Twenty-five infants with bilateral cleft lip were photographed in two different positions. Twenty-three anthropometric landmarks were selected and used for the analysis. Wilcoxon signed rank test was used for comparing the obtained values.
Lip width was significantly broader (3.0 mm in average, p < 0.01) in the supine operative position, whereas no significant differences were found in both lip length and height between the two positions. The cleft width was significantly broader (1.18 mm, p < 0.05) after setting the operative position. No significant changes were observed for the nose elements.
The lip and the cleft width became broader, while the nose elements did not change after setting the operative position. We believe these changes are due to the effects of both gravity and the relaxation of the musculature under general anesthesia. This data could be useful in providing more complete information for surgeons planning bilateral cleft lip treatment.
Level of Evidence: Level IV, diagnostic study.
KeywordsCleft lip Three-dimensional anthropometry Body position Facial soft tissue
Compliance with ethical standards
Conflict of interest
Nirina A. J.V. Mandrano, Daichi Morioka, Yasuyoshi Tosa, Nobuhiro Sato, Erica Masuda, Fumio Ohkubo, and Shinya Yoshimoto declare that they have no conflict of interest.
Parents provided written consent before patient’s inclusion in this study. Additional consent was provided for the use of their images.
This study was approved by the ethical committee of Showa University and therefore has been performed in accordance with the ethical standards as laid down in the 1964 Declaration of Helsinki and its later amendments or comparable ethical standards.
This study did not receive any forms of funding.

# # # # # # #

What you need to do: According to the cleft lip study text, what statistical test was used to compare the values?

Dataset:
# # # # # # #

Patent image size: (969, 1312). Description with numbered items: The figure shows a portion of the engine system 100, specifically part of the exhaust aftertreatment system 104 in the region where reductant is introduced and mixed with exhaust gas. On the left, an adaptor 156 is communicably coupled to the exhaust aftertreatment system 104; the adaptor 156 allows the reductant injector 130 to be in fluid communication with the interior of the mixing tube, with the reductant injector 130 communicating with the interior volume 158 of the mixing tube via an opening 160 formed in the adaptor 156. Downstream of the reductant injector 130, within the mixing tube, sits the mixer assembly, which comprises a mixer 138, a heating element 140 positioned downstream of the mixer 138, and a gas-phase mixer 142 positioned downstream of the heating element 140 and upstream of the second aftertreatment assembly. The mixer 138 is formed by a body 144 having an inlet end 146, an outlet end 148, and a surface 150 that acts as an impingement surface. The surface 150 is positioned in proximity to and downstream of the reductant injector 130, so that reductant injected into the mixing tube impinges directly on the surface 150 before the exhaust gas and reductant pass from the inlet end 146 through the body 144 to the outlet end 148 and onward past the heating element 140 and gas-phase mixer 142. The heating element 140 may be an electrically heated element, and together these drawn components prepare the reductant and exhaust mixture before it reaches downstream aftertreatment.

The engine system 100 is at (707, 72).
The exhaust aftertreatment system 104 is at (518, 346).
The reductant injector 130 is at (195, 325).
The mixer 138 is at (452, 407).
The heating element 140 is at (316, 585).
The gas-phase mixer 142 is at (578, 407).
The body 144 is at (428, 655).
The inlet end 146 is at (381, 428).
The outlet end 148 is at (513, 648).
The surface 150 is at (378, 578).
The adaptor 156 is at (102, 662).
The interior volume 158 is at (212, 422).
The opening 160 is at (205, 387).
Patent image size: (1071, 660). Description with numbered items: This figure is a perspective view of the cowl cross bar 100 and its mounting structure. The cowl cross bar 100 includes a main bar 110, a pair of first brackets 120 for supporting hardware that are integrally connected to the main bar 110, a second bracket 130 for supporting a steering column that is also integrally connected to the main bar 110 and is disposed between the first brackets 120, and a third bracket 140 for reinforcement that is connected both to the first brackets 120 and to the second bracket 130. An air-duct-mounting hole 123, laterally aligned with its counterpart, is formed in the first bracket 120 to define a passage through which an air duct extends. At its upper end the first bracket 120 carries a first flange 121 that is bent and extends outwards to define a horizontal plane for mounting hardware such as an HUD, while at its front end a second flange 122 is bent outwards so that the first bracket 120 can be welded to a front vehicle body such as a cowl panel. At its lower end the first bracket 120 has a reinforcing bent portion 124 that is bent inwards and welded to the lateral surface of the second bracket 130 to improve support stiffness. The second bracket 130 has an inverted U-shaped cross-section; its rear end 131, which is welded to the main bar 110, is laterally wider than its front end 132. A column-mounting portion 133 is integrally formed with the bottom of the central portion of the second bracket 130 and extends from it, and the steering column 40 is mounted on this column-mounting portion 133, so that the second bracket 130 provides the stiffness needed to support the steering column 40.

# # # # # # #

The completed task: The Wilcoxon signed rank test.